* [Objective]:
Scan the data below and pick out the lines containing the word "name".

* [Source data]:
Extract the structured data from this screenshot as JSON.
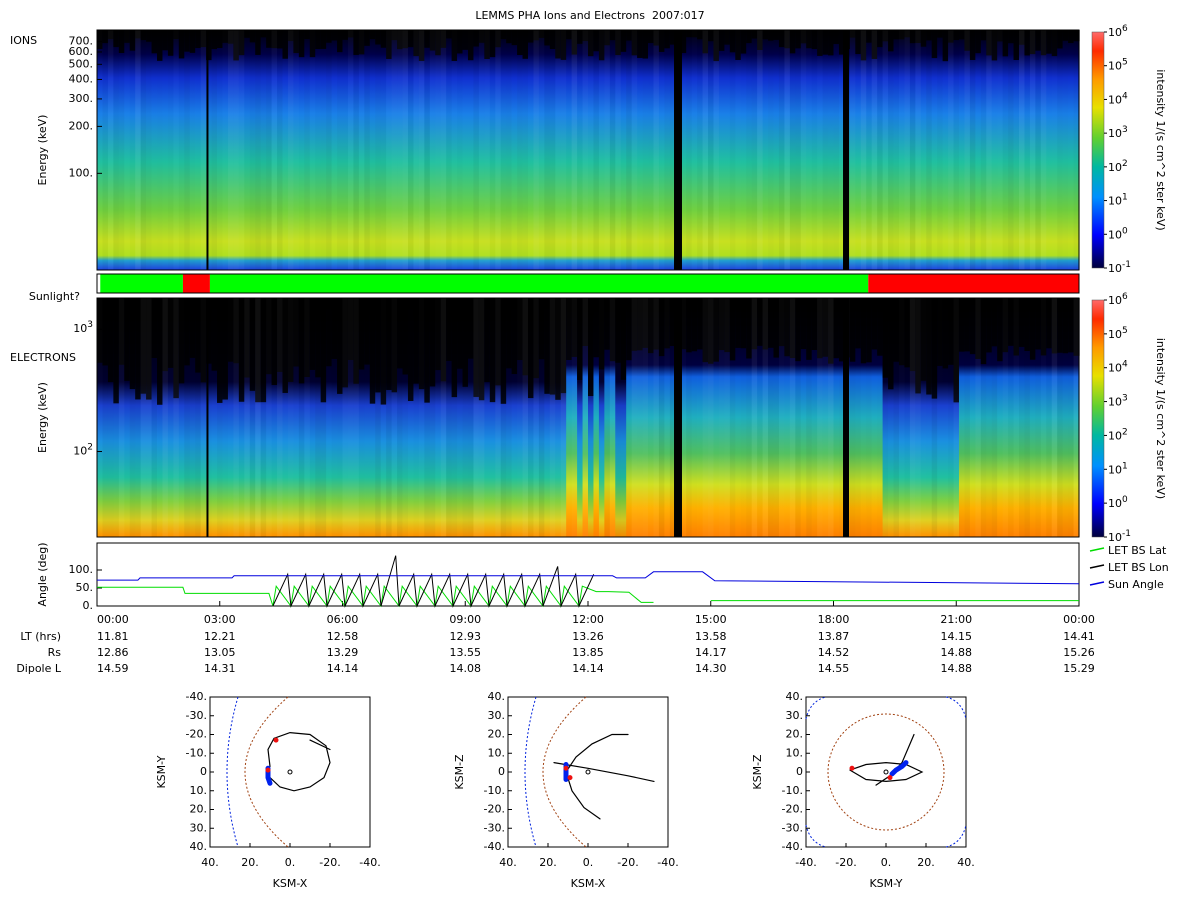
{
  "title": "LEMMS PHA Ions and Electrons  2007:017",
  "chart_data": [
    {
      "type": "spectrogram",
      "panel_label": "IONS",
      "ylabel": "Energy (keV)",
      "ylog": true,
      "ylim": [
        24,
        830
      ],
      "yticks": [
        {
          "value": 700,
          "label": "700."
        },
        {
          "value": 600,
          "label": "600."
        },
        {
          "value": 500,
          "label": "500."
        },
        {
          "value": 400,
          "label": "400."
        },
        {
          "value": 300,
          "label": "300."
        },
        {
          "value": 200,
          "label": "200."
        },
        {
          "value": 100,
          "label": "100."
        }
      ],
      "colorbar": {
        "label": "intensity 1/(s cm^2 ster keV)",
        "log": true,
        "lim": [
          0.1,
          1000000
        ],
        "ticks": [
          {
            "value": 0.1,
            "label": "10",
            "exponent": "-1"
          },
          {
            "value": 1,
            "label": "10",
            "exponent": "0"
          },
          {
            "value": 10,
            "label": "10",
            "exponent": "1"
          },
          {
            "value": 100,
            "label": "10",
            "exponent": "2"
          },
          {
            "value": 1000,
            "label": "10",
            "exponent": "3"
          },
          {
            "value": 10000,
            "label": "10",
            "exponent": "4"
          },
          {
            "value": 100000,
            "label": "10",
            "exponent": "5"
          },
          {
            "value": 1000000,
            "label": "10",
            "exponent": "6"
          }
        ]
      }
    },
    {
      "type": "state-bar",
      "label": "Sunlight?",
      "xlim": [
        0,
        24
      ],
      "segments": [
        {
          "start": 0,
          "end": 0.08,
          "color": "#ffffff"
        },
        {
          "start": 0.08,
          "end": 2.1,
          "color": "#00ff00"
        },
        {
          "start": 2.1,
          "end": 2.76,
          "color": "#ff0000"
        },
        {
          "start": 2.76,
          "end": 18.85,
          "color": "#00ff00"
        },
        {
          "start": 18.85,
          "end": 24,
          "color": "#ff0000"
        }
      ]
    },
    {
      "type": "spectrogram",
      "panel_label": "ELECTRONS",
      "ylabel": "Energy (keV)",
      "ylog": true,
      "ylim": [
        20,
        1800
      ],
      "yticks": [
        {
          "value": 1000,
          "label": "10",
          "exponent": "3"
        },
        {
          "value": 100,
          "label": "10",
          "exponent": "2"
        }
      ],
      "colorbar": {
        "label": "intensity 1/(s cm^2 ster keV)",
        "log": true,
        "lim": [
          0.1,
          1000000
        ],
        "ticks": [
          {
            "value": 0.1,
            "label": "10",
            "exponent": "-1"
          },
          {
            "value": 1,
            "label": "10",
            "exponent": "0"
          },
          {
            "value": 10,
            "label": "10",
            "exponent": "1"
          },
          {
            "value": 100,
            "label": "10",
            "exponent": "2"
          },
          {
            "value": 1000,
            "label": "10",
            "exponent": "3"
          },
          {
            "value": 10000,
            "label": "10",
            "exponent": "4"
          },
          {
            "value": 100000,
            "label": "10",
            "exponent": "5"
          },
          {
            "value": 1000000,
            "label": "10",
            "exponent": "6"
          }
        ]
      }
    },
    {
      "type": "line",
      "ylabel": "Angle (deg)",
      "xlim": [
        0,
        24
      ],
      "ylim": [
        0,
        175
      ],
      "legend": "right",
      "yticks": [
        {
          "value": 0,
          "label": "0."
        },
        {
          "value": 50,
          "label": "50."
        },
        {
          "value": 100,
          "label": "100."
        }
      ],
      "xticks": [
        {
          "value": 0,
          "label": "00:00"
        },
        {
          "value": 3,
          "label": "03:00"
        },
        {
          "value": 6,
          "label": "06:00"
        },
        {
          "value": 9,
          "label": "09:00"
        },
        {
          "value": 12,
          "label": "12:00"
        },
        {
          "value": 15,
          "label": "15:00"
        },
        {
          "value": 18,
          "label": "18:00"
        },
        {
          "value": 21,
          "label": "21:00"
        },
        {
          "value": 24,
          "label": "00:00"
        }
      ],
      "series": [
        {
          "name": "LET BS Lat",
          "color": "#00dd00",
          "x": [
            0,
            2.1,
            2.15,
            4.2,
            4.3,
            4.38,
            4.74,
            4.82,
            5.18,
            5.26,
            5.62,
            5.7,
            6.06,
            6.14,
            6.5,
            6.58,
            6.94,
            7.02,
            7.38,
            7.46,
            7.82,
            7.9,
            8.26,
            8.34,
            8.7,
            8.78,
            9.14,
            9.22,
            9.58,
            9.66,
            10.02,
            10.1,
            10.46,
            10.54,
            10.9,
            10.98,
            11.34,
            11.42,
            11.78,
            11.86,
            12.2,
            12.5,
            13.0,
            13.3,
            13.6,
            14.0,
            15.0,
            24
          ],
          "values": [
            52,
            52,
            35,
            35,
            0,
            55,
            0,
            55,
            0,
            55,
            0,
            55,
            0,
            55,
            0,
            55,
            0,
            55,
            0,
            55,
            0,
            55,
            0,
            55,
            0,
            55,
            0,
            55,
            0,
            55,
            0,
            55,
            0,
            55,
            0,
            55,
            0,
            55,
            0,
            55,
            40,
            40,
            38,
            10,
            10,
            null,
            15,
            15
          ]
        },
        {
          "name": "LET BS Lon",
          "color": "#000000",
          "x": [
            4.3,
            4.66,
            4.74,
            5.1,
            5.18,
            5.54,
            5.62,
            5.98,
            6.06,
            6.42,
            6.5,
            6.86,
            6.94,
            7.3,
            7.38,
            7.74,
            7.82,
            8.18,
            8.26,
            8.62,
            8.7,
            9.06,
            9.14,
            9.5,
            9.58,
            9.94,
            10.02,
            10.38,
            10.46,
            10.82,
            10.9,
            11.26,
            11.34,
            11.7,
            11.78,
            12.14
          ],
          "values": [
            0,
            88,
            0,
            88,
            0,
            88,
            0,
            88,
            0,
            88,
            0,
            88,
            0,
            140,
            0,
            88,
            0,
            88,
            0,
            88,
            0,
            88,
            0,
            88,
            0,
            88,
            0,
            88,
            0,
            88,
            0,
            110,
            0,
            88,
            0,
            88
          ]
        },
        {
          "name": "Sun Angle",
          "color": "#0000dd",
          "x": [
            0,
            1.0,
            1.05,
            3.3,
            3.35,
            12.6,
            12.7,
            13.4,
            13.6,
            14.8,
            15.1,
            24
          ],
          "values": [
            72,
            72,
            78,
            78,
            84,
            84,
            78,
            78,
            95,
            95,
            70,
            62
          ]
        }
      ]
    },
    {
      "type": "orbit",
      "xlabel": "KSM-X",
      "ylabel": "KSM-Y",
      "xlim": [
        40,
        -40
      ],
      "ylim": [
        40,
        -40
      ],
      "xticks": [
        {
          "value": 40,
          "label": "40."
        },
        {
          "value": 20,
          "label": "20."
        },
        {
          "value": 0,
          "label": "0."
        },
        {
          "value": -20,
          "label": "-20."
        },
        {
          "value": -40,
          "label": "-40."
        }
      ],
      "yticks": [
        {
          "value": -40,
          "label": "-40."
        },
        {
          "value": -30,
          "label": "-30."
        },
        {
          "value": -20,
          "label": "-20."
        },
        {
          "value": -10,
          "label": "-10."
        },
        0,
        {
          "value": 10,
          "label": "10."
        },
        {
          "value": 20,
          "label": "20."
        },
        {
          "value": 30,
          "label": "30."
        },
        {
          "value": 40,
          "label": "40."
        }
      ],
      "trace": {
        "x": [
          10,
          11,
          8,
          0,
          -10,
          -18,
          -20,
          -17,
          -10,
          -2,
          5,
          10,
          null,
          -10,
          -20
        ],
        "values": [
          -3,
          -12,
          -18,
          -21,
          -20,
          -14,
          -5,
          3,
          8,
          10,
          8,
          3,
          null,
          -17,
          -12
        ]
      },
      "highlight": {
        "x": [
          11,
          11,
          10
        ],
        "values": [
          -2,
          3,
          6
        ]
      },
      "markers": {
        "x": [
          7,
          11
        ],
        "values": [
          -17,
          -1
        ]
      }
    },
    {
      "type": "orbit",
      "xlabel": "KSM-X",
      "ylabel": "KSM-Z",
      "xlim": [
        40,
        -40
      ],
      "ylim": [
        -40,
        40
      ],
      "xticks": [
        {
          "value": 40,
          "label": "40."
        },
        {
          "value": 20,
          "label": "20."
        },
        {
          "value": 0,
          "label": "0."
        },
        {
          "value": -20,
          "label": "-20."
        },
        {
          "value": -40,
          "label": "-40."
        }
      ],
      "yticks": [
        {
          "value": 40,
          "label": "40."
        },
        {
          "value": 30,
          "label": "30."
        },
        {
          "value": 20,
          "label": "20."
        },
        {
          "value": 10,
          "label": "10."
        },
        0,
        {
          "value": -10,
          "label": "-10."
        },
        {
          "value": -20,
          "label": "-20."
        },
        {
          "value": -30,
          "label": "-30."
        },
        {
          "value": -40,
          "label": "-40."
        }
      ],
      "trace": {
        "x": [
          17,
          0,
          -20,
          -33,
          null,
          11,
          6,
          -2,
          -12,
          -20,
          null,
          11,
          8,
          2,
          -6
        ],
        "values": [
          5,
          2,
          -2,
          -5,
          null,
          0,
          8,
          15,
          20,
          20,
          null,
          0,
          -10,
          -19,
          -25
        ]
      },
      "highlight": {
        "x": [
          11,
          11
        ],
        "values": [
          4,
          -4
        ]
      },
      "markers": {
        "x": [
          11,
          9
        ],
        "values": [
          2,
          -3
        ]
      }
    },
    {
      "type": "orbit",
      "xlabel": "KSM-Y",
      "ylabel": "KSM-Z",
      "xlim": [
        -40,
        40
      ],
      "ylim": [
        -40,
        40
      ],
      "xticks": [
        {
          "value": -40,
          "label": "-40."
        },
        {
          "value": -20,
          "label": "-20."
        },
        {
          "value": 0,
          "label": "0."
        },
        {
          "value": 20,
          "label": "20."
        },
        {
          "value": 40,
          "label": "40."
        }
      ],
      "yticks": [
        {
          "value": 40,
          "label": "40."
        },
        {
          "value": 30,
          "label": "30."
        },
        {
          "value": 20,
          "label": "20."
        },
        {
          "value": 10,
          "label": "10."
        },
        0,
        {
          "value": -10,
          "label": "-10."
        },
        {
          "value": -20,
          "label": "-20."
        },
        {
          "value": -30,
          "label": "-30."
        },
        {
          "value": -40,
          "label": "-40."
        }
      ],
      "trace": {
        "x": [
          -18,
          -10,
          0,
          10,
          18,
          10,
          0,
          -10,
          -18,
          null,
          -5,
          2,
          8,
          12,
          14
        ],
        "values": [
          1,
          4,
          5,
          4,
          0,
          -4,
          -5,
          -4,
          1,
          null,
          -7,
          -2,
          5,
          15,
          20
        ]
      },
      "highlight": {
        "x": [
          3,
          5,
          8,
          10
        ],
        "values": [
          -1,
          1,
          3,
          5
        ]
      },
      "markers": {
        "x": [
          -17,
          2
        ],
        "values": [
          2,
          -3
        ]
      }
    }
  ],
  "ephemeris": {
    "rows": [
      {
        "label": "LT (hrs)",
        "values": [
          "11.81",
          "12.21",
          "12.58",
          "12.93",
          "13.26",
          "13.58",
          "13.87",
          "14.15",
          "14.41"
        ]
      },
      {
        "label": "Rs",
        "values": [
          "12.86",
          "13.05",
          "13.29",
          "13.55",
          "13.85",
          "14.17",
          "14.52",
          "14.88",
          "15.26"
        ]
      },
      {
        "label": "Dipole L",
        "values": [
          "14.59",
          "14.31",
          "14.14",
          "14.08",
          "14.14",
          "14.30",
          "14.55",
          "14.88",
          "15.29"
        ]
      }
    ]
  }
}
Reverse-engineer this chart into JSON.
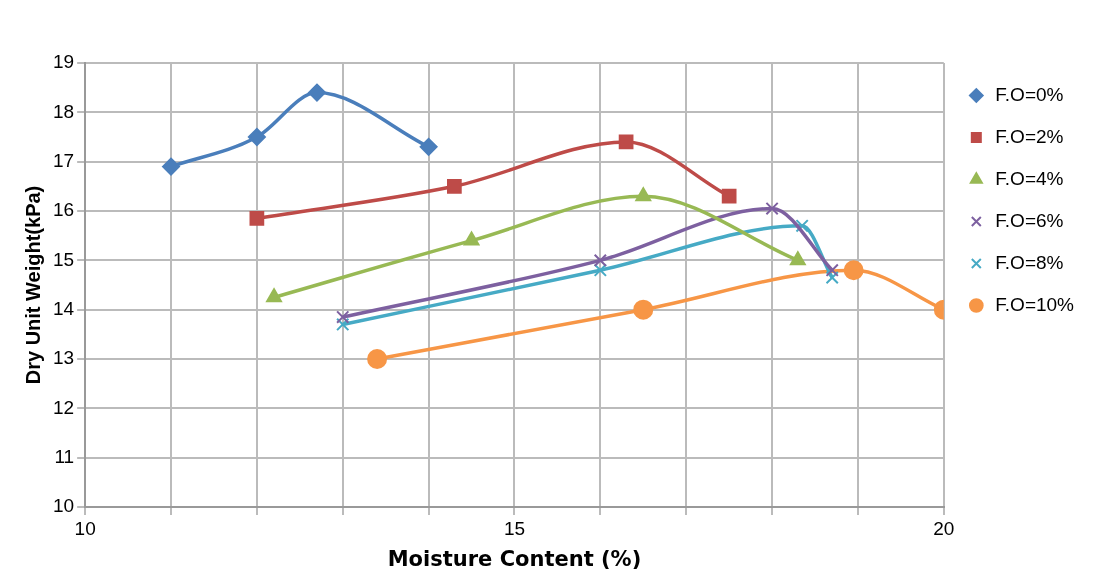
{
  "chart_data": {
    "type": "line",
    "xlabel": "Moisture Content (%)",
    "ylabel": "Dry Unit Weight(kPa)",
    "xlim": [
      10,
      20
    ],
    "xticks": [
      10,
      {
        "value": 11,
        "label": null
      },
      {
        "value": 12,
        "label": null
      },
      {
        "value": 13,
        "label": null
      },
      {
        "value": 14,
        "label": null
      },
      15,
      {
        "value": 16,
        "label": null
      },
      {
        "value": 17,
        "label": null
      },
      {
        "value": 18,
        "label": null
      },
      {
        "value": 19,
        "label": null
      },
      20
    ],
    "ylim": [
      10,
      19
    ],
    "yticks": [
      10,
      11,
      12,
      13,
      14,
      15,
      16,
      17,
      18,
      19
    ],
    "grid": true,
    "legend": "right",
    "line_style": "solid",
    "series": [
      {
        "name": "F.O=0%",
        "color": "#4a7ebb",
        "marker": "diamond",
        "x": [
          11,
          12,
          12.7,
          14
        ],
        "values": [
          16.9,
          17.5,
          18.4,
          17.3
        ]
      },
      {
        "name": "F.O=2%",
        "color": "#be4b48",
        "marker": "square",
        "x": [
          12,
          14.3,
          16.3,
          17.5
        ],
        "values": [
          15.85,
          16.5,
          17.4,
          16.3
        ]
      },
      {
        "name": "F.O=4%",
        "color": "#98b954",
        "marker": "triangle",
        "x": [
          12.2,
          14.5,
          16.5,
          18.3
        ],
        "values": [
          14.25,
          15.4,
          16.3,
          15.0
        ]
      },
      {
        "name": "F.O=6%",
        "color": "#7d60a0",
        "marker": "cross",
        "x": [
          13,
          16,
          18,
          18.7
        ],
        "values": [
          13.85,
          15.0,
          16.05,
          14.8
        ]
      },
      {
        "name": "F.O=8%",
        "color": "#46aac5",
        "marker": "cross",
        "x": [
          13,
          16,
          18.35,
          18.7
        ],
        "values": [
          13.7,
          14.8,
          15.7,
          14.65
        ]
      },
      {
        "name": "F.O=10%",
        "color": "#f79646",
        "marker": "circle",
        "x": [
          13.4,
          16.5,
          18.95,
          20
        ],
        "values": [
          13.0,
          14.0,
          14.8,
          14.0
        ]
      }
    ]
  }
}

* [Response]:
          "name": "LET BS Lat",
          "name": "LET BS Lon",
          "name": "Sun Angle",
        "name": "F.O=0%",
        "name": "F.O=2%",
        "name": "F.O=4%",
        "name": "F.O=6%",
        "name": "F.O=8%",
        "name": "F.O=10%",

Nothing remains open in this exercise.